• _Exercise prompt_: Copy whichever lines contain the string "属于化合物".

[Collection entries]
____________________

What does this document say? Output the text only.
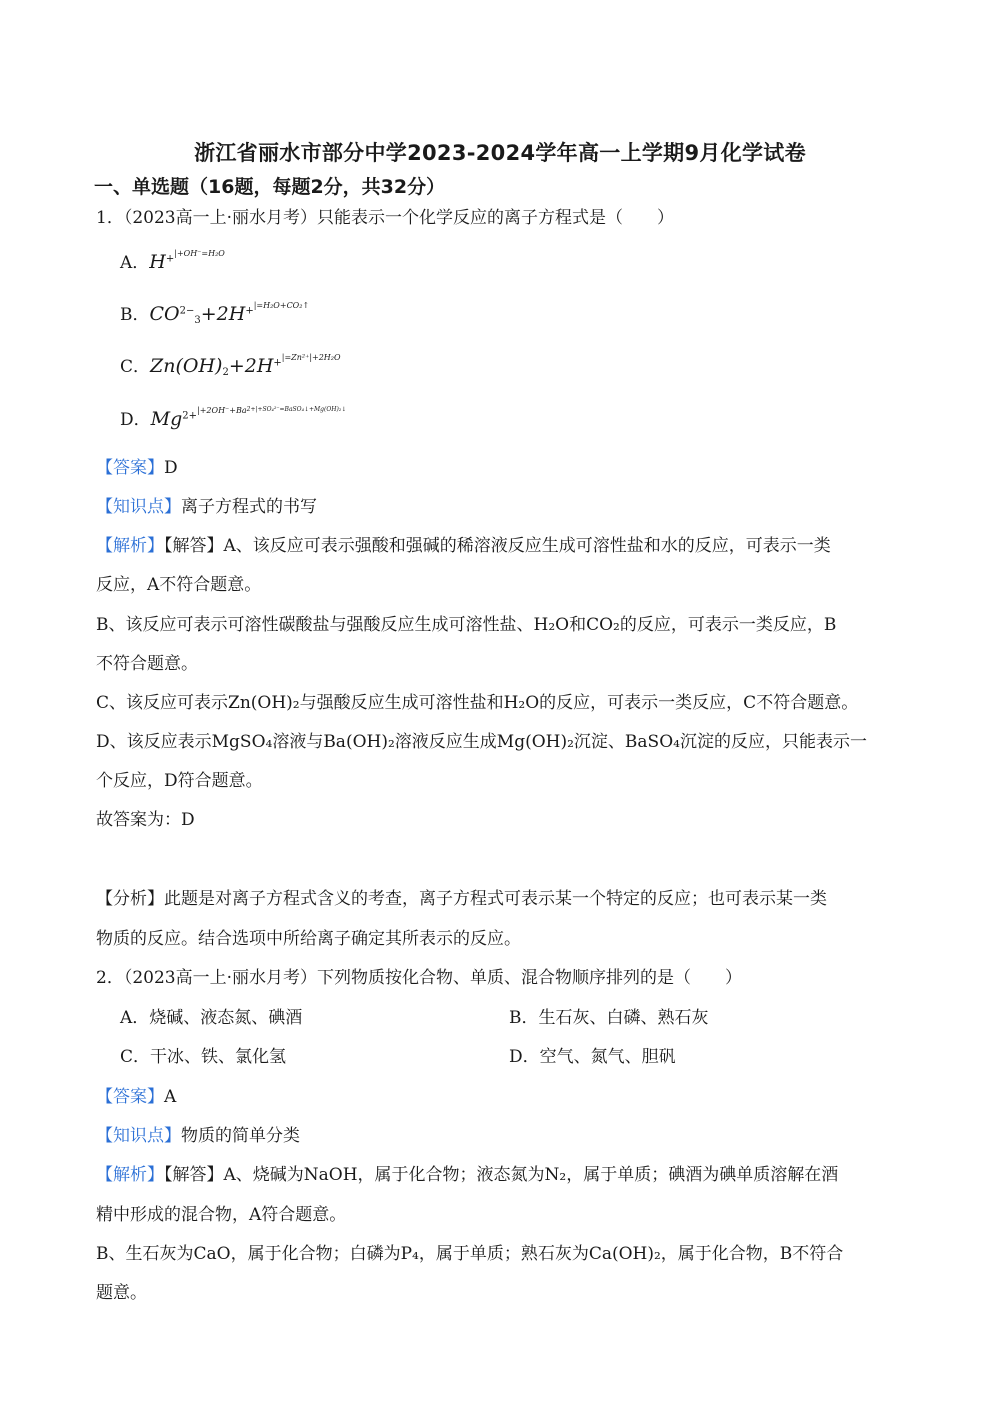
浙江省丽水市部分中学2023-2024学年高一上学期9月化学试卷
一、单选题（16题，每题2分，共32分）
1．（2023高一上·丽水月考）只能表示一个化学反应的离子方程式是（　　）
A．$H^{+|+OH^-=H_2O}$
B．$CO^{2-}_3+2H^{+|=H_2O+CO_2↑}$
C．$Zn(OH)_2+2H^{+|=Zn^{2+}|+2H_2O}$
D．$Mg^{2+|+2OH^-+Ba2+|+SO_4^{2-}=BaSO_4↓+Mg(OH)_2↓}$
【答案】D
【知识点】离子方程式的书写
【解析】【解答】A、该反应可表示强酸和强碱的稀溶液反应生成可溶性盐和水的反应，可表示一类
反应，A不符合题意。
B、该反应可表示可溶性碳酸盐与强酸反应生成可溶性盐、H₂O和CO₂的反应，可表示一类反应，B
不符合题意。
C、该反应可表示Zn(OH)₂与强酸反应生成可溶性盐和H₂O的反应，可表示一类反应，C不符合题意。
D、该反应表示MgSO₄溶液与Ba(OH)₂溶液反应生成Mg(OH)₂沉淀、BaSO₄沉淀的反应，只能表示一
个反应，D符合题意。
故答案为：D
【分析】此题是对离子方程式含义的考查，离子方程式可表示某一个特定的反应；也可表示某一类
物质的反应。结合选项中所给离子确定其所表示的反应。
2．（2023高一上·丽水月考）下列物质按化合物、单质、混合物顺序排列的是（　　）
A．烧碱、液态氮、碘酒	B．生石灰、白磷、熟石灰
C．干冰、铁、氯化氢	D．空气、氮气、胆矾
【答案】A
【知识点】物质的简单分类
【解析】【解答】A、烧碱为NaOH，属于化合物；液态氮为N₂，属于单质；碘酒为碘单质溶解在酒
精中形成的混合物，A符合题意。
B、生石灰为CaO，属于化合物；白磷为P₄，属于单质；熟石灰为Ca(OH)₂，属于化合物，B不符合
题意。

____________________

• _Full output_:
【解析】【解答】A、烧碱为NaOH，属于化合物；液态氮为N₂，属于单质；碘酒为碘单质溶解在酒
B、生石灰为CaO，属于化合物；白磷为P₄，属于单质；熟石灰为Ca(OH)₂，属于化合物，B不符合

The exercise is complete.